* Material to process
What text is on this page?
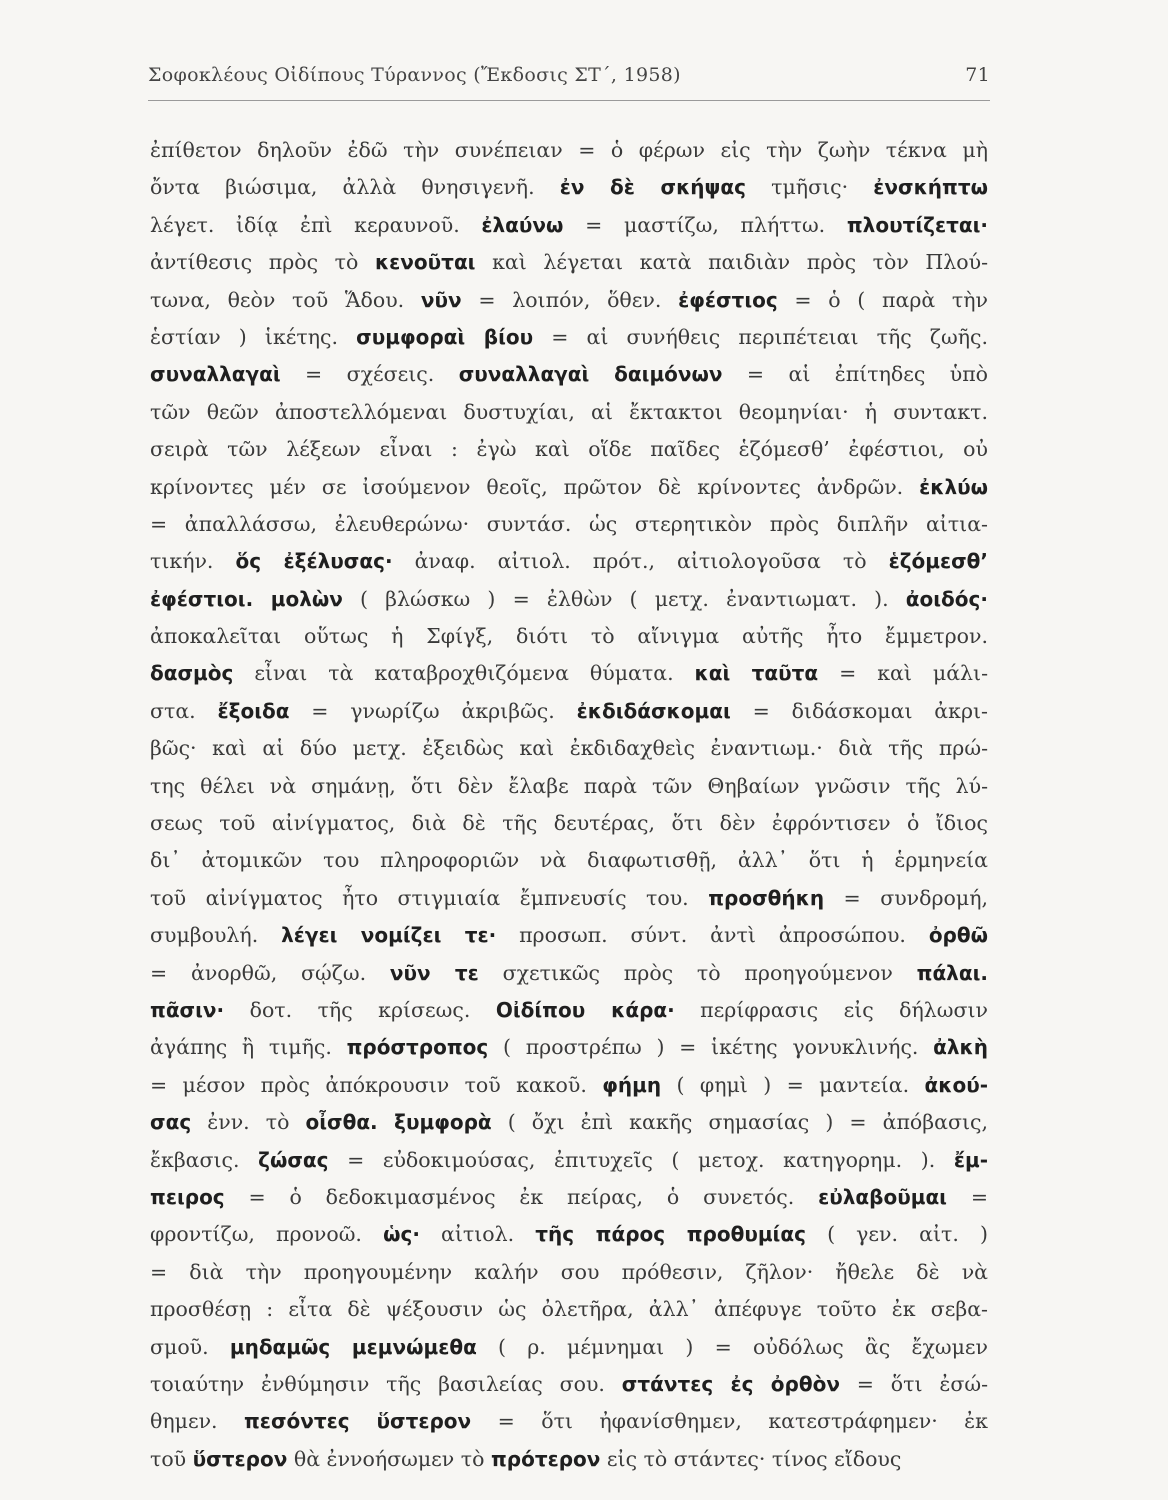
Σοφοκλέους Οἰδίπους Τύραννος (Ἔκδοσις ΣΤ΄, 1958)	71
ἐπίθετον δηλοῦν ἐδῶ τὴν συνέπειαν = ὁ φέρων εἰς τὴν ζωὴν τέκνα μὴ
ὄντα βιώσιμα, ἀλλὰ θνησιγενῆ. ἐν δὲ σκήψας τμῆσις· ἐνσκήπτω
λέγετ. ἰδίᾳ ἐπὶ κεραυνοῦ. ἐλαύνω = μαστίζω, πλήττω. πλουτίζεται·
ἀντίθεσις πρὸς τὸ κενοῦται καὶ λέγεται κατὰ παιδιὰν πρὸς τὸν Πλού-
τωνα, θεὸν τοῦ Ἅδου. νῦν = λοιπόν, ὅθεν. ἐφέστιος = ὁ ( παρὰ τὴν
ἑστίαν ) ἱκέτης. συμφοραὶ βίου = αἱ συνήθεις περιπέτειαι τῆς ζωῆς.
συναλλαγαὶ = σχέσεις. συναλλαγαὶ δαιμόνων = αἱ ἐπίτηδες ὑπὸ
τῶν θεῶν ἀποστελλόμεναι δυστυχίαι, αἱ ἔκτακτοι θεομηνίαι· ἡ συντακτ.
σειρὰ τῶν λέξεων εἶναι : ἐγὼ καὶ οἵδε παῖδες ἑζόμεσθ’ ἐφέστιοι, οὐ
κρίνοντες μέν σε ἰσούμενον θεοῖς, πρῶτον δὲ κρίνοντες ἀνδρῶν. ἐκλύω
= ἀπαλλάσσω, ἐλευθερώνω· συντάσ. ὡς στερητικὸν πρὸς διπλῆν αἰτια-
τικήν. ὅς ἐξέλυσας· ἀναφ. αἰτιολ. πρότ., αἰτιολογοῦσα τὸ ἑζόμεσθ’
ἐφέστιοι. μολὼν ( βλώσκω ) = ἐλθὼν ( μετχ. ἐναντιωματ. ). ἀοιδός·
ἀποκαλεῖται οὕτως ἡ Σφίγξ, διότι τὸ αἴνιγμα αὐτῆς ἦτο ἔμμετρον.
δασμὸς εἶναι τὰ καταβροχθιζόμενα θύματα. καὶ ταῦτα = καὶ μάλι-
στα. ἔξοιδα = γνωρίζω ἀκριβῶς. ἐκδιδάσκομαι = διδάσκομαι ἀκρι-
βῶς· καὶ αἱ δύο μετχ. ἐξειδὼς καὶ ἐκδιδαχθεὶς ἐναντιωμ.· διὰ τῆς πρώ-
της θέλει νὰ σημάνῃ, ὅτι δὲν ἔλαβε παρὰ τῶν Θηβαίων γνῶσιν τῆς λύ-
σεως τοῦ αἰνίγματος, διὰ δὲ τῆς δευτέρας, ὅτι δὲν ἐφρόντισεν ὁ ἴδιος
δι᾿ ἀτομικῶν του πληροφοριῶν νὰ διαφωτισθῇ, ἀλλ᾿ ὅτι ἡ ἑρμηνεία
τοῦ αἰνίγματος ἦτο στιγμιαία ἔμπνευσίς του. προσθήκη = συνδρομή,
συμβουλή. λέγει νομίζει τε· προσωπ. σύντ. ἀντὶ ἀπροσώπου. ὀρθῶ
= ἀνορθῶ, σῴζω. νῦν τε σχετικῶς πρὸς τὸ προηγούμενον πάλαι.
πᾶσιν· δοτ. τῆς κρίσεως. Οἰδίπου κάρα· περίφρασις εἰς δήλωσιν
ἀγάπης ἢ τιμῆς. πρόστροπος ( προστρέπω ) = ἱκέτης γονυκλινής. ἀλκὴ
= μέσον πρὸς ἀπόκρουσιν τοῦ κακοῦ. φήμη ( φημὶ ) = μαντεία. ἀκού-
σας ἐνν. τὸ οἶσθα. ξυμφορὰ ( ὄχι ἐπὶ κακῆς σημασίας ) = ἀπόβασις,
ἔκβασις. ζώσας = εὐδοκιμούσας, ἐπιτυχεῖς ( μετοχ. κατηγορημ. ). ἔμ-
πειρος = ὁ δεδοκιμασμένος ἐκ πείρας, ὁ συνετός. εὐλαβοῦμαι =
φροντίζω, προνοῶ. ὡς· αἰτιολ. τῆς πάρος προθυμίας ( γεν. αἰτ. )
= διὰ τὴν προηγουμένην καλήν σου πρόθεσιν, ζῆλον· ἤθελε δὲ νὰ
προσθέσῃ : εἶτα δὲ ψέξουσιν ὡς ὀλετῆρα, ἀλλ᾿ ἀπέφυγε τοῦτο ἐκ σεβα-
σμοῦ. μηδαμῶς μεμνώμεθα ( ρ. μέμνημαι ) = οὐδόλως ἂς ἔχωμεν
τοιαύτην ἐνθύμησιν τῆς βασιλείας σου. στάντες ἐς ὀρθὸν = ὅτι ἐσώ-
θημεν. πεσόντες ὕστερον = ὅτι ἠφανίσθημεν, κατεστράφημεν· ἐκ
τοῦ ὕστερον θὰ ἐννοήσωμεν τὸ πρότερον εἰς τὸ στάντες· τίνος εἴδους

* Work to be completed
From the entries above, copy each line holding "πρὸς".

* Exercise answer
ἀντίθεσις πρὸς τὸ κενοῦται καὶ λέγεται κατὰ παιδιὰν πρὸς τὸν Πλού-
= ἀπαλλάσσω, ἐλευθερώνω· συντάσ. ὡς στερητικὸν πρὸς διπλῆν αἰτια-
= ἀνορθῶ, σῴζω. νῦν τε σχετικῶς πρὸς τὸ προηγούμενον πάλαι.
= μέσον πρὸς ἀπόκρουσιν τοῦ κακοῦ. φήμη ( φημὶ ) = μαντεία. ἀκού-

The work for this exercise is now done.